══ Data

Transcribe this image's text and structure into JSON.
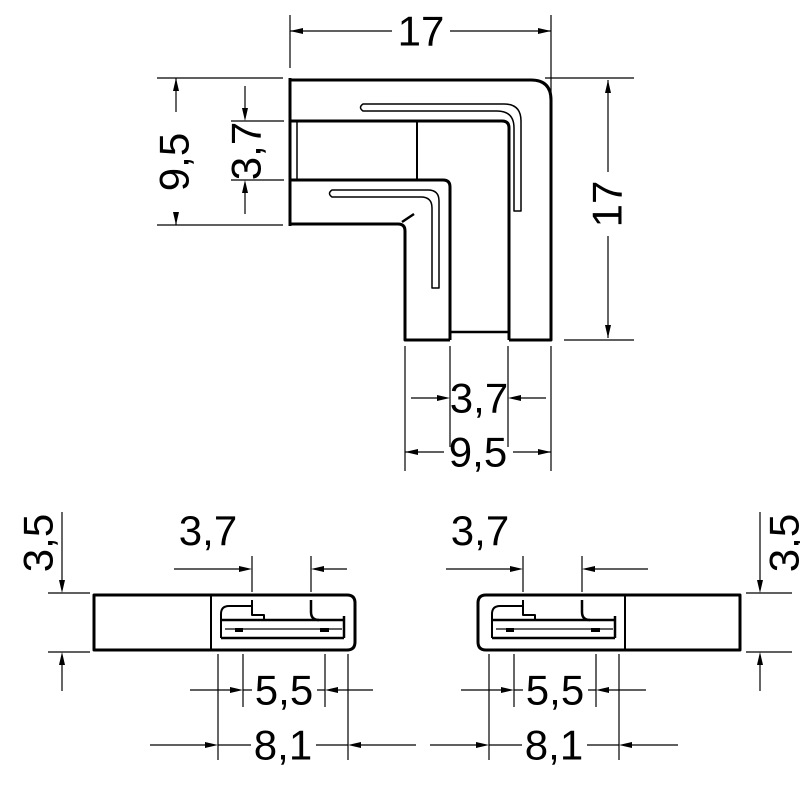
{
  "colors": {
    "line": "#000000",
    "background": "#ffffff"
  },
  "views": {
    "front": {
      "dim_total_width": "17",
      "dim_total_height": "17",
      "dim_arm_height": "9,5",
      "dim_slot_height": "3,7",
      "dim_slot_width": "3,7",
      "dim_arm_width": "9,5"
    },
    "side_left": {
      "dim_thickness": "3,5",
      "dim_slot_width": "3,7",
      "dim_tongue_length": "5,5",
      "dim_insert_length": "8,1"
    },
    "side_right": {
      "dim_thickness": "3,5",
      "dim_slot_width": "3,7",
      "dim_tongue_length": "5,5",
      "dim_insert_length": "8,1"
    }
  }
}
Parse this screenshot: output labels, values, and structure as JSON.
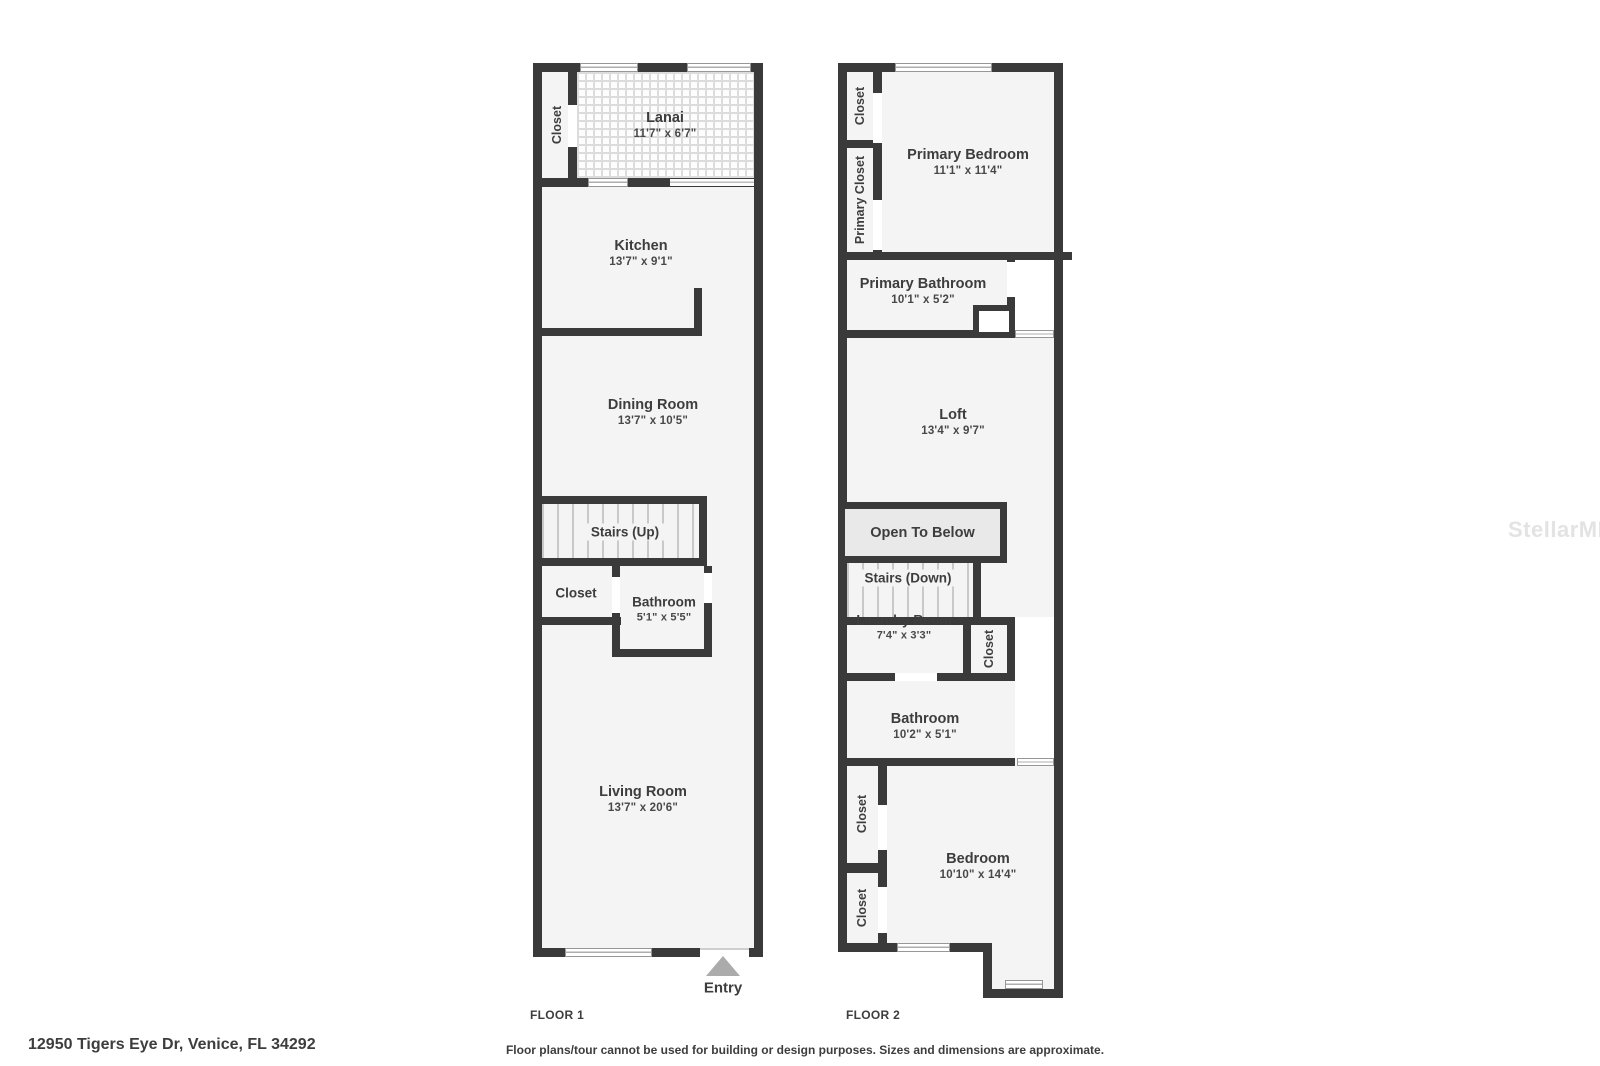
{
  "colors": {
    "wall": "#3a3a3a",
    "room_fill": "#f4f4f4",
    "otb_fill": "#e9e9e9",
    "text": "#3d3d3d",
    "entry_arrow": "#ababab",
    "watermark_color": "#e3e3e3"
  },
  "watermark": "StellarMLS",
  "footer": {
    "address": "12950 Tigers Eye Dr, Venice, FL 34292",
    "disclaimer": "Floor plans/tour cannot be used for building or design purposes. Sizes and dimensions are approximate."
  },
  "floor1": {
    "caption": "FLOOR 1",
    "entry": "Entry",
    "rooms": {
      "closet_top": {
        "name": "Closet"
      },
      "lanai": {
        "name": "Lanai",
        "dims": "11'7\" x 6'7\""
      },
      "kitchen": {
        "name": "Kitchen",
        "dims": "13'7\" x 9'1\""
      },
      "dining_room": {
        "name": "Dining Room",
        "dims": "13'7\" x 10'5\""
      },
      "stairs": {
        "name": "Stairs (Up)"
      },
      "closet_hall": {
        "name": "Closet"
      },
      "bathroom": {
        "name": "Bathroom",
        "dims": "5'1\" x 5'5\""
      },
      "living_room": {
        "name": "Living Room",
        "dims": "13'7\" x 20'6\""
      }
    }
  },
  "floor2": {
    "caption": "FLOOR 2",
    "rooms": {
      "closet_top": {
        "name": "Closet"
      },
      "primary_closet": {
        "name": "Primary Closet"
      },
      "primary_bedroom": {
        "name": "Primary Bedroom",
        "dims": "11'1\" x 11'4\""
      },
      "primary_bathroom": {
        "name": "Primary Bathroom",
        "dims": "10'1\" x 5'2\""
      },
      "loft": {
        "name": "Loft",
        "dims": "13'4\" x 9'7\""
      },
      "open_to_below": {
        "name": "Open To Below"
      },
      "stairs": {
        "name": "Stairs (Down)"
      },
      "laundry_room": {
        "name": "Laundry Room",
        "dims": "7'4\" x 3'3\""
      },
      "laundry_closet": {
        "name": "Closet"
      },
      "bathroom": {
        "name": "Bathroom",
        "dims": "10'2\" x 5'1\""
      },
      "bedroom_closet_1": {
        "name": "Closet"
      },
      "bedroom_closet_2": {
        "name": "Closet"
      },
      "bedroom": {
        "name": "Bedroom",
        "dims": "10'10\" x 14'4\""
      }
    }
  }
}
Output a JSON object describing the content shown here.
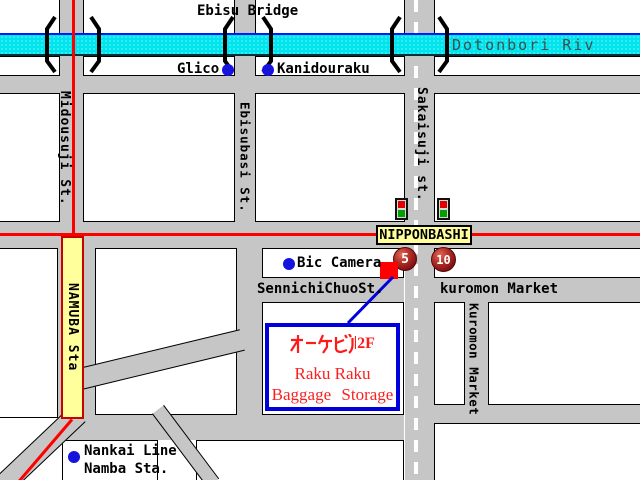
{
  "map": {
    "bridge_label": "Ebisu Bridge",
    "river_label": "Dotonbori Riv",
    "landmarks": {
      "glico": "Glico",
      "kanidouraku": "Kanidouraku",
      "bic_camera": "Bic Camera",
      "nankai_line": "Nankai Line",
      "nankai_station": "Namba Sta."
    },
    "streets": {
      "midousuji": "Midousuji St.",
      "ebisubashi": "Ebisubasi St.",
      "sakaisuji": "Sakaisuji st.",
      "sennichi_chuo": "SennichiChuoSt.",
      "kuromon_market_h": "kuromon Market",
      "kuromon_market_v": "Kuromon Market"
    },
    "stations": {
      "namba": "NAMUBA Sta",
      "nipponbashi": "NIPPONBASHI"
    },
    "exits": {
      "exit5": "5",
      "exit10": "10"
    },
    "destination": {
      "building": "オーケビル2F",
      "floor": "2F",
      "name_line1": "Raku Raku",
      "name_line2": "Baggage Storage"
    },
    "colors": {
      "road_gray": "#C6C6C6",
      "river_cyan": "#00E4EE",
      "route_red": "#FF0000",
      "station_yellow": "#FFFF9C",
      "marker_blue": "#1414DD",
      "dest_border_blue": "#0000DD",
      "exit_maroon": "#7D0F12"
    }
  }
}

════

**Task to complete**
Reproduce every record above exactly, but leave out the pictures.

**Correct answer**
Transcribe this image's text and structure into JSON.
{
  "colors": {
    "line": "#000000",
    "background": "#ffffff"
  },
  "views": {
    "front": {
      "dim_total_width": "17",
      "dim_total_height": "17",
      "dim_arm_height": "9,5",
      "dim_slot_height": "3,7",
      "dim_slot_width": "3,7",
      "dim_arm_width": "9,5"
    },
    "side_left": {
      "dim_thickness": "3,5",
      "dim_slot_width": "3,7",
      "dim_tongue_length": "5,5",
      "dim_insert_length": "8,1"
    },
    "side_right": {
      "dim_thickness": "3,5",
      "dim_slot_width": "3,7",
      "dim_tongue_length": "5,5",
      "dim_insert_length": "8,1"
    }
  }
}
Parse this screenshot: output labels, values, and structure as JSON.
{
  "colors": {
    "wall": "#3a3a3a",
    "room_fill": "#f4f4f4",
    "otb_fill": "#e9e9e9",
    "text": "#3d3d3d",
    "entry_arrow": "#ababab",
    "watermark_color": "#e3e3e3"
  },
  "watermark": "StellarMLS",
  "footer": {
    "address": "12950 Tigers Eye Dr, Venice, FL 34292",
    "disclaimer": "Floor plans/tour cannot be used for building or design purposes. Sizes and dimensions are approximate."
  },
  "floor1": {
    "caption": "FLOOR 1",
    "entry": "Entry",
    "rooms": {
      "closet_top": {
        "name": "Closet"
      },
      "lanai": {
        "name": "Lanai",
        "dims": "11'7\" x 6'7\""
      },
      "kitchen": {
        "name": "Kitchen",
        "dims": "13'7\" x 9'1\""
      },
      "dining_room": {
        "name": "Dining Room",
        "dims": "13'7\" x 10'5\""
      },
      "stairs": {
        "name": "Stairs (Up)"
      },
      "closet_hall": {
        "name": "Closet"
      },
      "bathroom": {
        "name": "Bathroom",
        "dims": "5'1\" x 5'5\""
      },
      "living_room": {
        "name": "Living Room",
        "dims": "13'7\" x 20'6\""
      }
    }
  },
  "floor2": {
    "caption": "FLOOR 2",
    "rooms": {
      "closet_top": {
        "name": "Closet"
      },
      "primary_closet": {
        "name": "Primary Closet"
      },
      "primary_bedroom": {
        "name": "Primary Bedroom",
        "dims": "11'1\" x 11'4\""
      },
      "primary_bathroom": {
        "name": "Primary Bathroom",
        "dims": "10'1\" x 5'2\""
      },
      "loft": {
        "name": "Loft",
        "dims": "13'4\" x 9'7\""
      },
      "open_to_below": {
        "name": "Open To Below"
      },
      "stairs": {
        "name": "Stairs (Down)"
      },
      "laundry_room": {
        "name": "Laundry Room",
        "dims": "7'4\" x 3'3\""
      },
      "laundry_closet": {
        "name": "Closet"
      },
      "bathroom": {
        "name": "Bathroom",
        "dims": "10'2\" x 5'1\""
      },
      "bedroom_closet_1": {
        "name": "Closet"
      },
      "bedroom_closet_2": {
        "name": "Closet"
      },
      "bedroom": {
        "name": "Bedroom",
        "dims": "10'10\" x 14'4\""
      }
    }
  }
}
Output a JSON object describing the content shown here.
{
  "map": {
    "bridge_label": "Ebisu Bridge",
    "river_label": "Dotonbori Riv",
    "landmarks": {
      "glico": "Glico",
      "kanidouraku": "Kanidouraku",
      "bic_camera": "Bic Camera",
      "nankai_line": "Nankai Line",
      "nankai_station": "Namba Sta."
    },
    "streets": {
      "midousuji": "Midousuji St.",
      "ebisubashi": "Ebisubasi St.",
      "sakaisuji": "Sakaisuji st.",
      "sennichi_chuo": "SennichiChuoSt.",
      "kuromon_market_h": "kuromon Market",
      "kuromon_market_v": "Kuromon Market"
    },
    "stations": {
      "namba": "NAMUBA Sta",
      "nipponbashi": "NIPPONBASHI"
    },
    "exits": {
      "exit5": "5",
      "exit10": "10"
    },
    "destination": {
      "building": "オーケビル2F",
      "floor": "2F",
      "name_line1": "Raku Raku",
      "name_line2": "Baggage Storage"
    },
    "colors": {
      "road_gray": "#C6C6C6",
      "river_cyan": "#00E4EE",
      "route_red": "#FF0000",
      "station_yellow": "#FFFF9C",
      "marker_blue": "#1414DD",
      "dest_border_blue": "#0000DD",
      "exit_maroon": "#7D0F12"
    }
  }
}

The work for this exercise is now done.